* Instructions to follow:
Please format every line of the records below as a JSON list of strings, with one string per line and any blank lines omitted.

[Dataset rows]
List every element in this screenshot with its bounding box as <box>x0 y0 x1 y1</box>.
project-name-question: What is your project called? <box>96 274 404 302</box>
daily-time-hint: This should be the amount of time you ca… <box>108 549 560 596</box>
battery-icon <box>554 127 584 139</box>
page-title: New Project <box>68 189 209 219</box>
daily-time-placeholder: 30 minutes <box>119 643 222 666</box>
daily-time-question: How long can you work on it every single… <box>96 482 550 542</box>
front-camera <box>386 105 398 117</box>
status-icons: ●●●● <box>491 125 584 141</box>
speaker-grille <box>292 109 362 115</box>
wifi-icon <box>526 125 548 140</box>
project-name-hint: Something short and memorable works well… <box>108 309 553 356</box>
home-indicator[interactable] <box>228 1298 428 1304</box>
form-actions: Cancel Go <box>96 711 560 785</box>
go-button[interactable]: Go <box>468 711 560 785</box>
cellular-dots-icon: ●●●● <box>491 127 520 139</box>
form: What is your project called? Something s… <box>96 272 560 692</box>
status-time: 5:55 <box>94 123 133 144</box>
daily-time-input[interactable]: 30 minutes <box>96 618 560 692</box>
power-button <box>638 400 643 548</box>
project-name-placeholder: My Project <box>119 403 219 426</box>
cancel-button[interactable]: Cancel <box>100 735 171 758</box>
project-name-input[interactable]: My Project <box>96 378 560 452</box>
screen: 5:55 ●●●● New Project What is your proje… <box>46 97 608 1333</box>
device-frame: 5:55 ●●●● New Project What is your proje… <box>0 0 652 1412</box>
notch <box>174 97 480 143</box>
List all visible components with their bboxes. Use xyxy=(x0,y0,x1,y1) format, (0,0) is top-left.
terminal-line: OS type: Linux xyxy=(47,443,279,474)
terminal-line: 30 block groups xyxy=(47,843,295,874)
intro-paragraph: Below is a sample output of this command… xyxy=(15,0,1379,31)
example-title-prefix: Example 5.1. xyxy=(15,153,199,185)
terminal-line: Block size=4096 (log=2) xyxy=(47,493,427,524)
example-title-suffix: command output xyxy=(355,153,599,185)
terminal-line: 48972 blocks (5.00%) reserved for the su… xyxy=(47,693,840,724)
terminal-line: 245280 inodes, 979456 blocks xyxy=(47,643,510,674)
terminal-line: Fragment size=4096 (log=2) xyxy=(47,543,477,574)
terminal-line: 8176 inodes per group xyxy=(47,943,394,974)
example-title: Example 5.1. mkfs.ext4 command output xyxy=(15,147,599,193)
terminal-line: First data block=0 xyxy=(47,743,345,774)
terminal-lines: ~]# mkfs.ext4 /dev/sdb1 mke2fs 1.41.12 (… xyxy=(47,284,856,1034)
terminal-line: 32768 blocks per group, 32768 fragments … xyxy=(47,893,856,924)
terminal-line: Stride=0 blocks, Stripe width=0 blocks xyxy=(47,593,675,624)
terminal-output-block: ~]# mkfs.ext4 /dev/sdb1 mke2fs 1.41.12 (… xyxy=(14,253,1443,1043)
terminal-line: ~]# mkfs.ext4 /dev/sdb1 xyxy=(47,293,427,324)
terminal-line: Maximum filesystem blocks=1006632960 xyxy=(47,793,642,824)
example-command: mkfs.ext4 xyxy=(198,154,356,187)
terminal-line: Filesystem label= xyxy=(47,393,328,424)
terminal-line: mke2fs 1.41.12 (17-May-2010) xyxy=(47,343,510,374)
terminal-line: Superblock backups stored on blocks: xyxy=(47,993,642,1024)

* Result for this task:
[
  "List every element in this screenshot with its bounding box as <box>x0 y0 x1 y1</box>.",
  "project-name-question: What is your project called? <box>96 274 404 302</box>",
  "daily-time-hint: This should be the amount of time you ca… <box>108 549 560 596</box>",
  "battery-icon <box>554 127 584 139</box>",
  "page-title: New Project <box>68 189 209 219</box>",
  "daily-time-placeholder: 30 minutes <box>119 643 222 666</box>",
  "daily-time-question: How long can you work on it every single… <box>96 482 550 542</box>",
  "front-camera <box>386 105 398 117</box>",
  "status-icons: ●●●● <box>491 125 584 141</box>",
  "speaker-grille <box>292 109 362 115</box>",
  "wifi-icon <box>526 125 548 140</box>",
  "project-name-hint: Something short and memorable works well… <box>108 309 553 356</box>",
  "home-indicator[interactable] <box>228 1298 428 1304</box>",
  "form-actions: Cancel Go <box>96 711 560 785</box>",
  "go-button[interactable]: Go <box>468 711 560 785</box>",
  "cellular-dots-icon: ●●●● <box>491 127 520 139</box>",
  "form: What is your project called? Something s… <box>96 272 560 692</box>",
  "status-time: 5:55 <box>94 123 133 144</box>",
  "daily-time-input[interactable]: 30 minutes <box>96 618 560 692</box>",
  "power-button <box>638 400 643 548</box>",
  "project-name-placeholder: My Project <box>119 403 219 426</box>",
  "cancel-button[interactable]: Cancel <box>100 735 171 758</box>",
  "project-name-input[interactable]: My Project <box>96 378 560 452</box>",
  "screen: 5:55 ●●●● New Project What is your proje… <box>46 97 608 1333</box>",
  "device-frame: 5:55 ●●●● New Project What is your proje… <box>0 0 652 1412</box>",
  "notch <box>174 97 480 143</box>",
  "List all visible components with their bboxes. Use xyxy=(x0,y0,x1,y1) format, (0,0) is top-left.",
  "terminal-line: OS type: Linux xyxy=(47,443,279,474)",
  "terminal-line: 30 block groups xyxy=(47,843,295,874)",
  "intro-paragraph: Below is a sample output of this command… xyxy=(15,0,1379,31)",
  "example-title-prefix: Example 5.1. xyxy=(15,153,199,185)",
  "terminal-line: Block size=4096 (log=2) xyxy=(47,493,427,524)",
  "example-title-suffix: command output xyxy=(355,153,599,185)",
  "terminal-line: 48972 blocks (5.00%) reserved for the su… xyxy=(47,693,840,724)",
  "terminal-line: 245280 inodes, 979456 blocks xyxy=(47,643,510,674)",
  "terminal-line: Fragment size=4096 (log=2) xyxy=(47,543,477,574)",
  "terminal-line: 8176 inodes per group xyxy=(47,943,394,974)",
  "example-title: Example 5.1. mkfs.ext4 command output xyxy=(15,147,599,193)",
  "terminal-line: First data block=0 xyxy=(47,743,345,774)",
  "terminal-lines: ~]# mkfs.ext4 /dev/sdb1 mke2fs 1.41.12 (… xyxy=(47,284,856,1034)",
  "terminal-line: 32768 blocks per group, 32768 fragments … xyxy=(47,893,856,924)",
  "terminal-line: Stride=0 blocks, Stripe width=0 blocks xyxy=(47,593,675,624)",
  "terminal-output-block: ~]# mkfs.ext4 /dev/sdb1 mke2fs 1.41.12 (… xyxy=(14,253,1443,1043)",
  "terminal-line: ~]# mkfs.ext4 /dev/sdb1 xyxy=(47,293,427,324)",
  "terminal-line: Maximum filesystem blocks=1006632960 xyxy=(47,793,642,824)",
  "example-command: mkfs.ext4 xyxy=(198,154,356,187)",
  "terminal-line: Filesystem label= xyxy=(47,393,328,424)",
  "terminal-line: mke2fs 1.41.12 (17-May-2010) xyxy=(47,343,510,374)",
  "terminal-line: Superblock backups stored on blocks: xyxy=(47,993,642,1024)"
]